■ Written request
Copy out all the data, word for word.

■ Record set
▶

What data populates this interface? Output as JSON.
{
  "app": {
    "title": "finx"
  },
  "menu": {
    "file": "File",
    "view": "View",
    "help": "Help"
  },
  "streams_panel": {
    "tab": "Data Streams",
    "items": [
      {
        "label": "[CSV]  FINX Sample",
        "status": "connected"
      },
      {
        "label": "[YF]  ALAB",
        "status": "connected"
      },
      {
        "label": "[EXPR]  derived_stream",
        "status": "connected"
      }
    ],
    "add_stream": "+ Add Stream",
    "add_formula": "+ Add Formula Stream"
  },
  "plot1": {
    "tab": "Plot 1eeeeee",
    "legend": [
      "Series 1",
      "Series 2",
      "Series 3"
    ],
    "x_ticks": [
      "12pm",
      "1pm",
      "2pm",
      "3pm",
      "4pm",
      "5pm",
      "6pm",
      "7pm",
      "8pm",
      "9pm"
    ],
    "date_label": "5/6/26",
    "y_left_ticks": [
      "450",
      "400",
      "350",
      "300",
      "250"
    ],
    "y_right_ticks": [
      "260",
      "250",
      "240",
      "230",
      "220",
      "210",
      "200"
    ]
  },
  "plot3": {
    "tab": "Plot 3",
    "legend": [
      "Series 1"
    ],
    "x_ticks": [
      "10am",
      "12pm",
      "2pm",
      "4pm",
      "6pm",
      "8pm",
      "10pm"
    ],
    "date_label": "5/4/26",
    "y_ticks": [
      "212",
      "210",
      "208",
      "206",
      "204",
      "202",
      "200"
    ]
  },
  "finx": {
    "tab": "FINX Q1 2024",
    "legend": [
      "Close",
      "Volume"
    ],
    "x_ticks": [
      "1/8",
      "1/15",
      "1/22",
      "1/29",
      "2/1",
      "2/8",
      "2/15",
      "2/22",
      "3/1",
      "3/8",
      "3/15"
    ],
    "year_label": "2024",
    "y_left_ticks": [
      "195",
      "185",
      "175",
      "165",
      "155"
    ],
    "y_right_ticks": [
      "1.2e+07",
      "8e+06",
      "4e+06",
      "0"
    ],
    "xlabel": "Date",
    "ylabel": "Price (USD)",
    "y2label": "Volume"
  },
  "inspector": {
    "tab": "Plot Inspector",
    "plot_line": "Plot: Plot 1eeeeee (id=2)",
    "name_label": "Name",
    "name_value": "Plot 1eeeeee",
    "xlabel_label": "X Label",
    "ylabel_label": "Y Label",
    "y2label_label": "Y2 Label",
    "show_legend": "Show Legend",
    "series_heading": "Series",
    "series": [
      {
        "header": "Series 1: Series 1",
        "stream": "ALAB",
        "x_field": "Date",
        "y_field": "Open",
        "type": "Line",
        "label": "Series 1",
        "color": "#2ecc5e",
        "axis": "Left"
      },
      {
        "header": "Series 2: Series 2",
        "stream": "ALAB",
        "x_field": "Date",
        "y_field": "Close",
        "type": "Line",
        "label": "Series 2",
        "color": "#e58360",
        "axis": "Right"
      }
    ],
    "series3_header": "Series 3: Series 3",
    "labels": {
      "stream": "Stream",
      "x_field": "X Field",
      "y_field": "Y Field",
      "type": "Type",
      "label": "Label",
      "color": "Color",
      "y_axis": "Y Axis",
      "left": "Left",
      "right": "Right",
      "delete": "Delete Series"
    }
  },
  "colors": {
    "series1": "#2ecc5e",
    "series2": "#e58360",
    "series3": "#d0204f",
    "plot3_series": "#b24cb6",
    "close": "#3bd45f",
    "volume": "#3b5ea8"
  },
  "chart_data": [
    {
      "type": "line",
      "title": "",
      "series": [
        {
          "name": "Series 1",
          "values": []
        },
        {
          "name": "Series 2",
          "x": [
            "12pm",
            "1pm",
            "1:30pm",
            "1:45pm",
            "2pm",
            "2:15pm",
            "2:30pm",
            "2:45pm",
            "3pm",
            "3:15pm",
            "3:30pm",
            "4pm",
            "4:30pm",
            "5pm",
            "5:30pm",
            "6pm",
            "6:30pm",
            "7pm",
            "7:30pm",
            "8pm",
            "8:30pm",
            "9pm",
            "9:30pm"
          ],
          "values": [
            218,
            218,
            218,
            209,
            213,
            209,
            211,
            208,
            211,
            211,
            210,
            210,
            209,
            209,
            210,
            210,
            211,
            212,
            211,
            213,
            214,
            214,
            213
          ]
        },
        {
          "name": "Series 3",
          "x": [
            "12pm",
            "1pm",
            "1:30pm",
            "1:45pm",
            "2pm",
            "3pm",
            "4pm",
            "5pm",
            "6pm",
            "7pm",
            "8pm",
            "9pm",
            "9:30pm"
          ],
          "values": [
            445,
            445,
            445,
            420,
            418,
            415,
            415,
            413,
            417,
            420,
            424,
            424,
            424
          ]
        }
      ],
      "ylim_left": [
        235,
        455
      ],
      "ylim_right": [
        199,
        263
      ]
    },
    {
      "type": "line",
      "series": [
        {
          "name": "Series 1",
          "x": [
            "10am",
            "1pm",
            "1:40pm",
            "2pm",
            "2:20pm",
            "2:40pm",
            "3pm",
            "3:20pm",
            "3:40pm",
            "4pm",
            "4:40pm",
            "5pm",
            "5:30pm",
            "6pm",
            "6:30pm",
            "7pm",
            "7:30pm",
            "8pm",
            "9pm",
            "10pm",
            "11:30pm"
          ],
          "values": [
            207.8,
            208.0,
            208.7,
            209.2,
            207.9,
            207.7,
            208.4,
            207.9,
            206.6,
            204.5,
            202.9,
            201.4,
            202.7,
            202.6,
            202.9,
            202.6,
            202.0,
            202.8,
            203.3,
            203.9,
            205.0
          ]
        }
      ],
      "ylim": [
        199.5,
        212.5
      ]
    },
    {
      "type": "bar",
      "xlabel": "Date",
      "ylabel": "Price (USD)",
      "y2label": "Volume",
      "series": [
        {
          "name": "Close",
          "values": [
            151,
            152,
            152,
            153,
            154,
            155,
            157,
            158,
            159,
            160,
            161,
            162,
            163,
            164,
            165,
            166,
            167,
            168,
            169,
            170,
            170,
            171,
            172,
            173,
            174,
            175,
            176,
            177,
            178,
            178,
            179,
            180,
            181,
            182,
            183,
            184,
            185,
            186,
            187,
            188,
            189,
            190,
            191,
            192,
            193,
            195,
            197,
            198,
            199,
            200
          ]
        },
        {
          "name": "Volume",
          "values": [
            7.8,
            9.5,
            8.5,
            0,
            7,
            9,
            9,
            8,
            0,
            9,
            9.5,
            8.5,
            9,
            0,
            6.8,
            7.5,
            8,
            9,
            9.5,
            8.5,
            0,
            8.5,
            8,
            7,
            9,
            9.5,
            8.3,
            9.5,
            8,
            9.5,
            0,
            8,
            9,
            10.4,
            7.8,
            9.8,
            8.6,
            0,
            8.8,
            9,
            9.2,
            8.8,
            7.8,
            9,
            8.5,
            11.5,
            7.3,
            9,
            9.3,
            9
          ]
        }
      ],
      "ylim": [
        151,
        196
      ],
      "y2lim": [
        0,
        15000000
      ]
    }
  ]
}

◀

■ Solution for this problem
What data populates this interface? Output as JSON.
{
  "app": {
    "title": "finx"
  },
  "menu": {
    "file": "File",
    "view": "View",
    "help": "Help"
  },
  "streams_panel": {
    "tab": "Data Streams",
    "items": [
      {
        "label": "[CSV]  FINX Sample",
        "status": "connected"
      },
      {
        "label": "[YF]  ALAB",
        "status": "connected"
      },
      {
        "label": "[EXPR]  derived_stream",
        "status": "connected"
      }
    ],
    "add_stream": "+ Add Stream",
    "add_formula": "+ Add Formula Stream"
  },
  "plot1": {
    "tab": "Plot 1eeeeee",
    "legend": [
      "Series 1",
      "Series 2",
      "Series 3"
    ],
    "x_ticks": [
      "12pm",
      "1pm",
      "2pm",
      "3pm",
      "4pm",
      "5pm",
      "6pm",
      "7pm",
      "8pm",
      "9pm"
    ],
    "date_label": "5/6/26",
    "y_left_ticks": [
      "450",
      "400",
      "350",
      "300",
      "250"
    ],
    "y_right_ticks": [
      "260",
      "250",
      "240",
      "230",
      "220",
      "210",
      "200"
    ]
  },
  "plot3": {
    "tab": "Plot 3",
    "legend": [
      "Series 1"
    ],
    "x_ticks": [
      "10am",
      "12pm",
      "2pm",
      "4pm",
      "6pm",
      "8pm",
      "10pm"
    ],
    "date_label": "5/4/26",
    "y_ticks": [
      "212",
      "210",
      "208",
      "206",
      "204",
      "202",
      "200"
    ]
  },
  "finx": {
    "tab": "FINX Q1 2024",
    "legend": [
      "Close",
      "Volume"
    ],
    "x_ticks": [
      "1/8",
      "1/15",
      "1/22",
      "1/29",
      "2/1",
      "2/8",
      "2/15",
      "2/22",
      "3/1",
      "3/8",
      "3/15"
    ],
    "year_label": "2024",
    "y_left_ticks": [
      "195",
      "185",
      "175",
      "165",
      "155"
    ],
    "y_right_ticks": [
      "1.2e+07",
      "8e+06",
      "4e+06",
      "0"
    ],
    "xlabel": "Date",
    "ylabel": "Price (USD)",
    "y2label": "Volume"
  },
  "inspector": {
    "tab": "Plot Inspector",
    "plot_line": "Plot: Plot 1eeeeee (id=2)",
    "name_label": "Name",
    "name_value": "Plot 1eeeeee",
    "xlabel_label": "X Label",
    "ylabel_label": "Y Label",
    "y2label_label": "Y2 Label",
    "show_legend": "Show Legend",
    "series_heading": "Series",
    "series": [
      {
        "header": "Series 1: Series 1",
        "stream": "ALAB",
        "x_field": "Date",
        "y_field": "Open",
        "type": "Line",
        "label": "Series 1",
        "color": "#2ecc5e",
        "axis": "Left"
      },
      {
        "header": "Series 2: Series 2",
        "stream": "ALAB",
        "x_field": "Date",
        "y_field": "Close",
        "type": "Line",
        "label": "Series 2",
        "color": "#e58360",
        "axis": "Right"
      }
    ],
    "series3_header": "Series 3: Series 3",
    "labels": {
      "stream": "Stream",
      "x_field": "X Field",
      "y_field": "Y Field",
      "type": "Type",
      "label": "Label",
      "color": "Color",
      "y_axis": "Y Axis",
      "left": "Left",
      "right": "Right",
      "delete": "Delete Series"
    }
  },
  "colors": {
    "series1": "#2ecc5e",
    "series2": "#e58360",
    "series3": "#d0204f",
    "plot3_series": "#b24cb6",
    "close": "#3bd45f",
    "volume": "#3b5ea8"
  },
  "chart_data": [
    {
      "type": "line",
      "title": "",
      "series": [
        {
          "name": "Series 1",
          "values": []
        },
        {
          "name": "Series 2",
          "x": [
            "12pm",
            "1pm",
            "1:30pm",
            "1:45pm",
            "2pm",
            "2:15pm",
            "2:30pm",
            "2:45pm",
            "3pm",
            "3:15pm",
            "3:30pm",
            "4pm",
            "4:30pm",
            "5pm",
            "5:30pm",
            "6pm",
            "6:30pm",
            "7pm",
            "7:30pm",
            "8pm",
            "8:30pm",
            "9pm",
            "9:30pm"
          ],
          "values": [
            218,
            218,
            218,
            209,
            213,
            209,
            211,
            208,
            211,
            211,
            210,
            210,
            209,
            209,
            210,
            210,
            211,
            212,
            211,
            213,
            214,
            214,
            213
          ]
        },
        {
          "name": "Series 3",
          "x": [
            "12pm",
            "1pm",
            "1:30pm",
            "1:45pm",
            "2pm",
            "3pm",
            "4pm",
            "5pm",
            "6pm",
            "7pm",
            "8pm",
            "9pm",
            "9:30pm"
          ],
          "values": [
            445,
            445,
            445,
            420,
            418,
            415,
            415,
            413,
            417,
            420,
            424,
            424,
            424
          ]
        }
      ],
      "ylim_left": [
        235,
        455
      ],
      "ylim_right": [
        199,
        263
      ]
    },
    {
      "type": "line",
      "series": [
        {
          "name": "Series 1",
          "x": [
            "10am",
            "1pm",
            "1:40pm",
            "2pm",
            "2:20pm",
            "2:40pm",
            "3pm",
            "3:20pm",
            "3:40pm",
            "4pm",
            "4:40pm",
            "5pm",
            "5:30pm",
            "6pm",
            "6:30pm",
            "7pm",
            "7:30pm",
            "8pm",
            "9pm",
            "10pm",
            "11:30pm"
          ],
          "values": [
            207.8,
            208.0,
            208.7,
            209.2,
            207.9,
            207.7,
            208.4,
            207.9,
            206.6,
            204.5,
            202.9,
            201.4,
            202.7,
            202.6,
            202.9,
            202.6,
            202.0,
            202.8,
            203.3,
            203.9,
            205.0
          ]
        }
      ],
      "ylim": [
        199.5,
        212.5
      ]
    },
    {
      "type": "bar",
      "xlabel": "Date",
      "ylabel": "Price (USD)",
      "y2label": "Volume",
      "series": [
        {
          "name": "Close",
          "values": [
            151,
            152,
            152,
            153,
            154,
            155,
            157,
            158,
            159,
            160,
            161,
            162,
            163,
            164,
            165,
            166,
            167,
            168,
            169,
            170,
            170,
            171,
            172,
            173,
            174,
            175,
            176,
            177,
            178,
            178,
            179,
            180,
            181,
            182,
            183,
            184,
            185,
            186,
            187,
            188,
            189,
            190,
            191,
            192,
            193,
            195,
            197,
            198,
            199,
            200
          ]
        },
        {
          "name": "Volume",
          "values": [
            7.8,
            9.5,
            8.5,
            0,
            7,
            9,
            9,
            8,
            0,
            9,
            9.5,
            8.5,
            9,
            0,
            6.8,
            7.5,
            8,
            9,
            9.5,
            8.5,
            0,
            8.5,
            8,
            7,
            9,
            9.5,
            8.3,
            9.5,
            8,
            9.5,
            0,
            8,
            9,
            10.4,
            7.8,
            9.8,
            8.6,
            0,
            8.8,
            9,
            9.2,
            8.8,
            7.8,
            9,
            8.5,
            11.5,
            7.3,
            9,
            9.3,
            9
          ]
        }
      ],
      "ylim": [
        151,
        196
      ],
      "y2lim": [
        0,
        15000000
      ]
    }
  ]
}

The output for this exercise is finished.